## YOUR ASSIGNMENT:
According to the text about Emma, North Carolina, which community borders Emma to the north?

━━━━━ EXTRACTED TEXT ━━━━━

- Emma Location within North Carolina Emma Location within the United States
- Coordinates: 35°36′07″N 82°35′45″W﻿ / ﻿35.60194°N 82.59583°W
- Country: United States
- State: North Carolina
- County: Buncombe

Area
- • Total: 1.09 sq mi (2.82 km^{2})
- • Land: 1.09 sq mi (2.82 km^{2})
- • Water: 0 sq mi (0.00 km^{2})
- Elevation: 2,179 ft (664 m)

Population (2020)
- • Total: 2,174
- • Density: 2,000/sq mi (772/km^{2})
- Time zone: UTC-5 (Eastern (EST))
- • Summer (DST): UTC-4 (EDT)
- ZIP Code: 28806 (Asheville)
- Area code: 828
- FIPS code: 37-21260
- GNIS feature ID: 2812778

= Emma, North Carolina =

Emma is an unincorporated community and census-designated place (CDP) in Buncombe County, North Carolina, United States. It was first listed as a CDP in the 2020 census with a population of 2,174.

The community is in central Buncombe County, bordered to the east and south by the city of Asheville, the county seat, and to the north by Woodfin.

━━━━━ DATA FOR REVIEW ━━━━━

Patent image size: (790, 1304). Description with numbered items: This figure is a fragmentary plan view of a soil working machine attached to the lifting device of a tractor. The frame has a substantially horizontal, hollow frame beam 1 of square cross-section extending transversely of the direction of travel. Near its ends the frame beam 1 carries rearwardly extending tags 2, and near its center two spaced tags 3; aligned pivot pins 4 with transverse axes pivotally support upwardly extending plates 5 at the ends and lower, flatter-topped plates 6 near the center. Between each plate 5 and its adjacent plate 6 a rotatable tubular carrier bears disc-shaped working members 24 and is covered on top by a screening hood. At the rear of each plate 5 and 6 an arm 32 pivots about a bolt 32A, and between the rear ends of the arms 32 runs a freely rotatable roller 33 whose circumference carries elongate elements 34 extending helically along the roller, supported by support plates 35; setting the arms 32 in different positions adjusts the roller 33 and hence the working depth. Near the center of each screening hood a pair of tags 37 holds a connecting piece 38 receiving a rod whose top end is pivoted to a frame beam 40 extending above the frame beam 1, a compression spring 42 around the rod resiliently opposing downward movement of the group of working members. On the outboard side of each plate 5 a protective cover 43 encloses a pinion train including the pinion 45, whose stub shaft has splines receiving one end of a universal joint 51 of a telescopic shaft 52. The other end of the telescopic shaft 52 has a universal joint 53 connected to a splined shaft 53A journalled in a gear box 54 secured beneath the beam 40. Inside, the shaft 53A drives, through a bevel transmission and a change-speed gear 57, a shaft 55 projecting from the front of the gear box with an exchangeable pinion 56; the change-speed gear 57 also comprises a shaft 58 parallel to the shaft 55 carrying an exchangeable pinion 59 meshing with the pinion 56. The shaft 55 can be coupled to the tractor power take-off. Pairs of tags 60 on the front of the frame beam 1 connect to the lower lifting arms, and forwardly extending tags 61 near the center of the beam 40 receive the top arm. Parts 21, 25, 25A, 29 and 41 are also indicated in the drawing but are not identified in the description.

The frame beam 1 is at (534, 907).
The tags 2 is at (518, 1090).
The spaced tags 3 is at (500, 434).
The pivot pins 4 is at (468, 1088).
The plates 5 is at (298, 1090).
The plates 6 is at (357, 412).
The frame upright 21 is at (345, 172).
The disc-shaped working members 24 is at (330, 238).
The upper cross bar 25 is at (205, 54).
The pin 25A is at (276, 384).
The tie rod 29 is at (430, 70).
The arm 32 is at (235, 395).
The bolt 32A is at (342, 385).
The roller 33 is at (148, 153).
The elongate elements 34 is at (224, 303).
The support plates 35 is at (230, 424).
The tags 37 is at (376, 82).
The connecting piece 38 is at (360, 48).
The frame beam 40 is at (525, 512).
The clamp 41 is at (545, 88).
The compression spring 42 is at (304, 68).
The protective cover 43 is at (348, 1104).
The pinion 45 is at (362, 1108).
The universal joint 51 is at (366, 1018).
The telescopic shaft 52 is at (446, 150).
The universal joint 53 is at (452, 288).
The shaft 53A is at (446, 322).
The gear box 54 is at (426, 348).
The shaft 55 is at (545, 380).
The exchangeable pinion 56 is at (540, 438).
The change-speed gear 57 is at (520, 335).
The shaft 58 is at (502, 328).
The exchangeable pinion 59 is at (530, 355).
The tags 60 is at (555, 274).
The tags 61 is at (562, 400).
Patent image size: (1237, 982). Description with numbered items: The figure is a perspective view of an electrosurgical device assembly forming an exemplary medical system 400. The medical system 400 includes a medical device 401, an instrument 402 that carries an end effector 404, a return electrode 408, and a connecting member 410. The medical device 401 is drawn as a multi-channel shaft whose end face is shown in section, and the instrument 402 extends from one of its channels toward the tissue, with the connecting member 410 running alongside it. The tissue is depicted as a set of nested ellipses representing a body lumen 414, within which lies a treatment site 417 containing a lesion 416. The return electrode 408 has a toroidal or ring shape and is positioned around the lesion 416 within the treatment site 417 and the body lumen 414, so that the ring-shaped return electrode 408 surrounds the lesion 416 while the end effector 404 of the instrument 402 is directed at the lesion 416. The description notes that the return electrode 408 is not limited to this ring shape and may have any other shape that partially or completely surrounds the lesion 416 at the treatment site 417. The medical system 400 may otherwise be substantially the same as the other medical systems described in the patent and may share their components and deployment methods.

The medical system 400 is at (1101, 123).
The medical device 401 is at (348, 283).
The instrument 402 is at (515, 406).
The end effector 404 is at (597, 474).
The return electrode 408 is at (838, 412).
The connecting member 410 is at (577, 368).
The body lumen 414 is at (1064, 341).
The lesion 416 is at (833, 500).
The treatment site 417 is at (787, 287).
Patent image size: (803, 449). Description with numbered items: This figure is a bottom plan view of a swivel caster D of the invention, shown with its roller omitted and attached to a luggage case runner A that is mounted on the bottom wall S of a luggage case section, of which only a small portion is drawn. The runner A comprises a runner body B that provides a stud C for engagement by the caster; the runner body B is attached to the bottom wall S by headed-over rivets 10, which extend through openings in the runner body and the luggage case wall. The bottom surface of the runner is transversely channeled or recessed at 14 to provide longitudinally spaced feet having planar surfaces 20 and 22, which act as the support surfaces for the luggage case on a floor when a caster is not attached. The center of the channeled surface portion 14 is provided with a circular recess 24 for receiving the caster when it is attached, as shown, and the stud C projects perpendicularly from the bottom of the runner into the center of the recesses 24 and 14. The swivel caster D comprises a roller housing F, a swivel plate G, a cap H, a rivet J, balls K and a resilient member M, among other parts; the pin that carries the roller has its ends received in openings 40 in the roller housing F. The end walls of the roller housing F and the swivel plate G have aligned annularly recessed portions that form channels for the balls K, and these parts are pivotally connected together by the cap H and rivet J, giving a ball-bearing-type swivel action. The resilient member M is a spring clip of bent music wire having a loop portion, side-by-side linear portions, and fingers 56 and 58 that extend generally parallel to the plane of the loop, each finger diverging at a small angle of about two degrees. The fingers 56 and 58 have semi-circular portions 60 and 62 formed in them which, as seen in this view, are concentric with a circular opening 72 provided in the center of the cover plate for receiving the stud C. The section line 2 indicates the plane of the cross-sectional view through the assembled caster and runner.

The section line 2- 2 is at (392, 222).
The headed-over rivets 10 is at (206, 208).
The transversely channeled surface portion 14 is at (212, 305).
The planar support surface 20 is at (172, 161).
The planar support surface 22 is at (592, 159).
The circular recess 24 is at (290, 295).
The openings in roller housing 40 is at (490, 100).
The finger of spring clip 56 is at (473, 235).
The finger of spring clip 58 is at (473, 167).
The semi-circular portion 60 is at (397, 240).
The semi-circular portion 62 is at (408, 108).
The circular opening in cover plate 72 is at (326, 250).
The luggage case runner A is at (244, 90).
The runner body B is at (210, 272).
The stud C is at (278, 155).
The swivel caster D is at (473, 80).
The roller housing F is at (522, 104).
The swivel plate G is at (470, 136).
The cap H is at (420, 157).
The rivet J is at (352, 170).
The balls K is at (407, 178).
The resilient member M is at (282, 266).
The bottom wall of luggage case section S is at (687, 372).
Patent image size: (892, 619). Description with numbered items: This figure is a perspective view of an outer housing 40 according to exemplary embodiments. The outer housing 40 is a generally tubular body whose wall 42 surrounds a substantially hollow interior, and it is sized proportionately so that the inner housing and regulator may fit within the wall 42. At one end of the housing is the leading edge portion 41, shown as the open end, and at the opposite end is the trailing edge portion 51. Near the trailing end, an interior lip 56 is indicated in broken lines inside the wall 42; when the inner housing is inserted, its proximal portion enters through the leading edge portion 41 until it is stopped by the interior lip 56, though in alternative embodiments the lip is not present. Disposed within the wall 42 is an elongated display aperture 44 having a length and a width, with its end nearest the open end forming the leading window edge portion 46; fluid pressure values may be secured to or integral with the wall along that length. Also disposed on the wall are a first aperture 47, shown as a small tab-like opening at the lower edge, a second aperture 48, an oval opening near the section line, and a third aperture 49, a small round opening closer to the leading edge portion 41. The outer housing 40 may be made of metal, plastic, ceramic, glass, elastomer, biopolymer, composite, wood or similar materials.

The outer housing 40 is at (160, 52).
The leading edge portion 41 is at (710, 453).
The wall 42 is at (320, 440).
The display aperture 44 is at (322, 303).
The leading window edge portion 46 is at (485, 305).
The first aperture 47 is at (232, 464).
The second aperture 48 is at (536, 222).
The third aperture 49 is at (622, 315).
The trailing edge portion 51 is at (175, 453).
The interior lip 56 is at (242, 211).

━━━━━

## SOLUTION FOR THIS EXERCISE:
Woodfin